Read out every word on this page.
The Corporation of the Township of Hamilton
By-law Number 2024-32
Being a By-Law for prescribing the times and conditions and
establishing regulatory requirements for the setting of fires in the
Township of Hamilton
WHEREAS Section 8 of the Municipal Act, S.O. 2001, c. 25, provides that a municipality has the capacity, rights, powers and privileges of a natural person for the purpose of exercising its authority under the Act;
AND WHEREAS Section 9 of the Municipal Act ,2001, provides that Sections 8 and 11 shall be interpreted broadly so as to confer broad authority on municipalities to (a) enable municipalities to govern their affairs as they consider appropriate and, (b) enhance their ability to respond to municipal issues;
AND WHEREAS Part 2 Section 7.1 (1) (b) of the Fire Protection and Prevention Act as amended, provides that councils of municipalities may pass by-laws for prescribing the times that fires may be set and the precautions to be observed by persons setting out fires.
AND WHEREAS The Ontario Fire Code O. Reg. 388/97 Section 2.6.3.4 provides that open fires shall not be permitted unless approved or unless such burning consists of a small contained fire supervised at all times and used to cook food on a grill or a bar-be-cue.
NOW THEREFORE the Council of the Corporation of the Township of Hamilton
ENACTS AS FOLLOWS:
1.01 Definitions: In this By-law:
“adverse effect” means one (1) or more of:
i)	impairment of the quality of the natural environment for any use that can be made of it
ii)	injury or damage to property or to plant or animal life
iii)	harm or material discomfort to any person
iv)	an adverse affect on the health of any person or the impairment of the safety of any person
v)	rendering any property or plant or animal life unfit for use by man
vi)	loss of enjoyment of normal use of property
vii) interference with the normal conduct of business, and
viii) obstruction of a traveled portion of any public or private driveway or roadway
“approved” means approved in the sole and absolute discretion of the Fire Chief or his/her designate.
============
» TASK GOAL: Go through the material above line by line and copy it exactly.

» RESPONSE TO THE TASK:
Read out every word on this page.
The Corporation of the Township of Hamilton
By-law Number 2024-32
Being a By-Law for prescribing the times and conditions and
establishing regulatory requirements for the setting of fires in the
Township of Hamilton
WHEREAS Section 8 of the Municipal Act, S.O. 2001, c. 25, provides that a municipality has the capacity, rights, powers and privileges of a natural person for the purpose of exercising its authority under the Act;
AND WHEREAS Section 9 of the Municipal Act ,2001, provides that Sections 8 and 11 shall be interpreted broadly so as to confer broad authority on municipalities to (a) enable municipalities to govern their affairs as they consider appropriate and, (b) enhance their ability to respond to municipal issues;
AND WHEREAS Part 2 Section 7.1 (1) (b) of the Fire Protection and Prevention Act as amended, provides that councils of municipalities may pass by-laws for prescribing the times that fires may be set and the precautions to be observed by persons setting out fires.
AND WHEREAS The Ontario Fire Code O. Reg. 388/97 Section 2.6.3.4 provides that open fires shall not be permitted unless approved or unless such burning consists of a small contained fire supervised at all times and used to cook food on a grill or a bar-be-cue.
NOW THEREFORE the Council of the Corporation of the Township of Hamilton
ENACTS AS FOLLOWS:
1.01 Definitions: In this By-law:
“adverse effect” means one (1) or more of:
i)	impairment of the quality of the natural environment for any use that can be made of it
ii)	injury or damage to property or to plant or animal life
iii)	harm or material discomfort to any person
iv)	an adverse affect on the health of any person or the impairment of the safety of any person
v)	rendering any property or plant or animal life unfit for use by man
vi)	loss of enjoyment of normal use of property
vii) interference with the normal conduct of business, and
viii) obstruction of a traveled portion of any public or private driveway or roadway
“approved” means approved in the sole and absolute discretion of the Fire Chief or his/her designate.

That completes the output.